§ What the exercise asks
Using the text on Rawls's Veil of Ignorance and Neuromancer, answer these questions:
(a) What does the text call the modern equivalent of Rawls's Veil?
(b) What is the reader never given about Case?
(c) Who recruited Case?

§ Text shown
----

I don’t know if Rawls’s Veil of Ignorance can be blamed for this, or if it simply rides on a pre-existing pathology. But until one has rooted out this failure of empathy and found a way to compensate for it, this is a very good reason to be wary of Rawls famous deceit. The Veil exploits a handicap that too many people don’t realize they have. It is the weaponization of exactly this belief that “if I was in this position of course there’d be good/unfortunate reasons for it.” No one can coherently say “if I was a junkie murderer who drove away everyone who ever cared about me and delighted in the suffering of others, I’d still be me.” Rawls’s Veil pretends that you could be Case and still be you, and forces you to try to reconcile these. It is the modern equivalent of the dogma of the Trinity: an intentionally incoherent position that is created specifically to break logical thought when encountered. One either rejects it or poisons their ability to think for as long as it’s accepted.
To Gibson’s credit, he never tries to justify Case’s predicament. We’re never given a tragic backstory and pages of apologetics. Just Case being a shit human and doing bad things, and occasionally feeling bad about himself for sucking so much. The reader has every opportunity to realize we’re being shown a bad person, because the story wouldn’t make sense with a good person as the protagonist. Only someone this awful would risk the entire human race for his personal benefit. Gibson is a better person than Rawls in this regard, as he is trying to draw attention to a reader’s anti-empathy rather than exploiting it. Another point in favor of a recognized masterpiece.
As a final thought - in the end, Neuromancer is a great narrative demonstration of the idea that If Anyone Builds It, Everyone Dies. We will never be without this level of shitty human. A powerful patient intelligence will find a way to recruit them, just as Wintermute recruited Case. At that point if the AI gods we’ve created aren’t already aligned with human interests we’re lost. Let’s not build them until we’re confident they can hold unchecked power safely.




Re. "The Veil exploits a handicap that too many people don’t realize they have. It is the weaponization of exactly this belief that “if I was in this position of course there’d be good/unfortunate reasons for it.” No one can coherently say “if I was a junkie murderer who drove away everyone who ever cared about me and delighted in the suffering of others, I’d still be me.” Rawls’s Veil pretends that you could be Case and still be you, and forces you to try to reconcile these."

----

§ Given data
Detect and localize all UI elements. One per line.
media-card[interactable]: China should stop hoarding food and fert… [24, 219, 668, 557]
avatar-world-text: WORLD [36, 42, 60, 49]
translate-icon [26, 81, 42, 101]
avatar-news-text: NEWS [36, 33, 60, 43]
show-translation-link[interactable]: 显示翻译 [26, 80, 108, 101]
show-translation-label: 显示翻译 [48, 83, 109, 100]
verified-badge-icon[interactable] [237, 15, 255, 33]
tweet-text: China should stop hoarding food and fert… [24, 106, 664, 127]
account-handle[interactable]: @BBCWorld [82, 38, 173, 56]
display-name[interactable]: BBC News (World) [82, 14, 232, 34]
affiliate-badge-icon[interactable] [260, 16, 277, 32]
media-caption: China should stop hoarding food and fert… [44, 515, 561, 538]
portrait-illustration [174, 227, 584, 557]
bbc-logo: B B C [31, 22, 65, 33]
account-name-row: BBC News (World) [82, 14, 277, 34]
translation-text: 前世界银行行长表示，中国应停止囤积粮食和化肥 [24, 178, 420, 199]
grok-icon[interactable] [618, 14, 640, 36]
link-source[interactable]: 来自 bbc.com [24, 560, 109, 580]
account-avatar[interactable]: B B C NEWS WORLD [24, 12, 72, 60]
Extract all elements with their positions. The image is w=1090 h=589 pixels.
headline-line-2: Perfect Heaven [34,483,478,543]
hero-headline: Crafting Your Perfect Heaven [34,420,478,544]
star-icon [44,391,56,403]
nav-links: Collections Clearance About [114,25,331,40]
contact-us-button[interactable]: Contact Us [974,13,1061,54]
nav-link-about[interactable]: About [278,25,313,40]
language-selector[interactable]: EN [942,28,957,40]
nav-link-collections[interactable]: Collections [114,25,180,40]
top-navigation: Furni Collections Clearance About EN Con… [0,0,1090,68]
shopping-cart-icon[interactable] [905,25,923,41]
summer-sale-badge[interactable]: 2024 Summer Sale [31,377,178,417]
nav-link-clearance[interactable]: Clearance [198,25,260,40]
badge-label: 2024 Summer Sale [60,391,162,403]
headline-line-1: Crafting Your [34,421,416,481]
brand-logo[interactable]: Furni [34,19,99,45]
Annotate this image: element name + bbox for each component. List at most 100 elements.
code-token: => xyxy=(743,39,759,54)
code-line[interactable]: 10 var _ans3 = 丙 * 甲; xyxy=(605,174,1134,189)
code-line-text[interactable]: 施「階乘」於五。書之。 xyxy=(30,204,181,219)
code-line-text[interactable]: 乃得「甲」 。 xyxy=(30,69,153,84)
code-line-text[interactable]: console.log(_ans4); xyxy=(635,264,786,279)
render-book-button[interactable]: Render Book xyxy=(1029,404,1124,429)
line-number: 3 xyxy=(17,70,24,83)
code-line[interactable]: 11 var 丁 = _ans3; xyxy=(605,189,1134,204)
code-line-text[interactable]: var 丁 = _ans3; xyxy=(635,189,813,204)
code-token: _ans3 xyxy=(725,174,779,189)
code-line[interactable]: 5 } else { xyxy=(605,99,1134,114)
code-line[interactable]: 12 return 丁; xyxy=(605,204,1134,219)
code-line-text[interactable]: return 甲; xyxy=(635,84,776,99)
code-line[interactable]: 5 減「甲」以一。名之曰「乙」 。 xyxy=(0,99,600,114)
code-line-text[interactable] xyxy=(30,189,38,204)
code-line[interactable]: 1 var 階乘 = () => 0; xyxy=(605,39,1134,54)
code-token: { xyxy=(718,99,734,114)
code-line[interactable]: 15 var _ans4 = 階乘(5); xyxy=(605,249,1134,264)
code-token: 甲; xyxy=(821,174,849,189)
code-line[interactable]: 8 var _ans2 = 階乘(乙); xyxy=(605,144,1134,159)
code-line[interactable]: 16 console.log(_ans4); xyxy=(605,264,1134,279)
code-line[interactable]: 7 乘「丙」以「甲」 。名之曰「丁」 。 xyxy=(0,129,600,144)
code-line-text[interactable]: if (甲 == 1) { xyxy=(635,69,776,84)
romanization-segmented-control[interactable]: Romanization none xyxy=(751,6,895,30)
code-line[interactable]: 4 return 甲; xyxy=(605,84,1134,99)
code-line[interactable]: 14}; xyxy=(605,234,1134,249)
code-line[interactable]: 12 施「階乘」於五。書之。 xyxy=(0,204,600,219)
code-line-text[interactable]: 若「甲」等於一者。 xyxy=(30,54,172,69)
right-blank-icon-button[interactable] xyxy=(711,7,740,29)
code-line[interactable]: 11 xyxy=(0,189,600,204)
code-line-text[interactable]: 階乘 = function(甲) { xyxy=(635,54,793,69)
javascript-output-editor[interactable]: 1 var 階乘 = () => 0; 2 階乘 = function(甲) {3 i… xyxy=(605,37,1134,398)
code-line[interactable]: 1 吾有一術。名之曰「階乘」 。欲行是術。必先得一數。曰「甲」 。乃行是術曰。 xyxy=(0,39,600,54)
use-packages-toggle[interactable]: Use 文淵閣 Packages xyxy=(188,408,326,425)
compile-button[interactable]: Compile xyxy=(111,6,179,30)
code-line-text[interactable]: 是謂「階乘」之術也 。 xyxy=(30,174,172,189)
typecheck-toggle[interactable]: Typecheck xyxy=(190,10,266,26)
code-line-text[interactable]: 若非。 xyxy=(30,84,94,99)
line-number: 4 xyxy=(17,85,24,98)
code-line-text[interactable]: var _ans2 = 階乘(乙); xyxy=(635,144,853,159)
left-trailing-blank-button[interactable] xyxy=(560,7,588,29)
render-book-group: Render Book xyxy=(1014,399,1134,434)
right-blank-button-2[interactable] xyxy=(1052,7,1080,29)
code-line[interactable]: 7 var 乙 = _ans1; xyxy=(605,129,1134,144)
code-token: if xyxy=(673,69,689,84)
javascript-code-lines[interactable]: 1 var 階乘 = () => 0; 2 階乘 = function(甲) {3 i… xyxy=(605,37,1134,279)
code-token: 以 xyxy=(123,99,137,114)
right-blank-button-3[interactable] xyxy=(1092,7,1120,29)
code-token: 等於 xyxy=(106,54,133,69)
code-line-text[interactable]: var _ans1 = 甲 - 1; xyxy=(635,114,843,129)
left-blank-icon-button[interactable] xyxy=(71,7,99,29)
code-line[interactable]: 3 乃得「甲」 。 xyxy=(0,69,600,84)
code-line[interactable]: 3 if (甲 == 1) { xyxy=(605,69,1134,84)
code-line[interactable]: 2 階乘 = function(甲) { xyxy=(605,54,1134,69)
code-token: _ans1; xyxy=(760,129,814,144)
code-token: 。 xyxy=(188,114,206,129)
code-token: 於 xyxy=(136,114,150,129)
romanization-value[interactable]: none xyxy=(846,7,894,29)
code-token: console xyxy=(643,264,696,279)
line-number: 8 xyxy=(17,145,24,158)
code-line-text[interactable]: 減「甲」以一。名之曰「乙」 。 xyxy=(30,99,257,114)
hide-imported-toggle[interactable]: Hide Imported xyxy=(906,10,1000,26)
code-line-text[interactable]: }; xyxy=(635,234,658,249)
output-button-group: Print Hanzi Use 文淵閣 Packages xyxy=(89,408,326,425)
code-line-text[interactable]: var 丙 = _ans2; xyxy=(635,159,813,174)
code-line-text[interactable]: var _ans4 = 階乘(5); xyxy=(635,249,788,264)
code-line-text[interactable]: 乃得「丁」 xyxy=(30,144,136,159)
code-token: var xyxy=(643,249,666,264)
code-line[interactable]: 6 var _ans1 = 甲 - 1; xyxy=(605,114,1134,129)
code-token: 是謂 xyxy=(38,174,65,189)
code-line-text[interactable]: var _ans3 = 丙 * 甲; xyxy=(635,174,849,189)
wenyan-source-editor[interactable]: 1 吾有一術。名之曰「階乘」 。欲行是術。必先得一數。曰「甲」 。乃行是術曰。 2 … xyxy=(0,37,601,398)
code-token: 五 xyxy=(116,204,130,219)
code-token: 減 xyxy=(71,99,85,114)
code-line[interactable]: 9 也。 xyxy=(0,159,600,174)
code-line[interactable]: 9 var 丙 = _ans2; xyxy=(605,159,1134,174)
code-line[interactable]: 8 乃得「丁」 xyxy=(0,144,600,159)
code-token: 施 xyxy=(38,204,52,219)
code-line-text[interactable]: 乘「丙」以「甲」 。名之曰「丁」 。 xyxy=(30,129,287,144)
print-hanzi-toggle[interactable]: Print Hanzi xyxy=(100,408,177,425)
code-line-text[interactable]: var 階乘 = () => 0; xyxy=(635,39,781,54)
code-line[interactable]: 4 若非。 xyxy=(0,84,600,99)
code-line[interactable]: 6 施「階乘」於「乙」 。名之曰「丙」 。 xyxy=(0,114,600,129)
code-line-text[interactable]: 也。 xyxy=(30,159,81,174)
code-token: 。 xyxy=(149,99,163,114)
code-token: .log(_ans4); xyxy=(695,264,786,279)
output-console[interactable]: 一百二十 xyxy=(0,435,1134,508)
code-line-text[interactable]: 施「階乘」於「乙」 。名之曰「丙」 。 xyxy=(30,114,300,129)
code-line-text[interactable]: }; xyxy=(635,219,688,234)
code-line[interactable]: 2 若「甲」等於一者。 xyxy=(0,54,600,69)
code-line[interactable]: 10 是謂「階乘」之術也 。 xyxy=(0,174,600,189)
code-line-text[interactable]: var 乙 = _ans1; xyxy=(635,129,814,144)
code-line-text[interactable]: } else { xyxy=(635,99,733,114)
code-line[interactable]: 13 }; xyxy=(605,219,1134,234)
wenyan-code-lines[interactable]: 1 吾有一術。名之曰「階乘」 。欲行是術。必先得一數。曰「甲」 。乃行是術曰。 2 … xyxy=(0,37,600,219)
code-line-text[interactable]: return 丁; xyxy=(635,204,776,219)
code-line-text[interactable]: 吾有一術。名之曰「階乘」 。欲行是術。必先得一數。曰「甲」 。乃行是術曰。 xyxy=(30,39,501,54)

----

§ Written answer
(a) The dogma of the Trinity.
(b) A tragic backstory and pages of apologetics.
(c) Wintermute.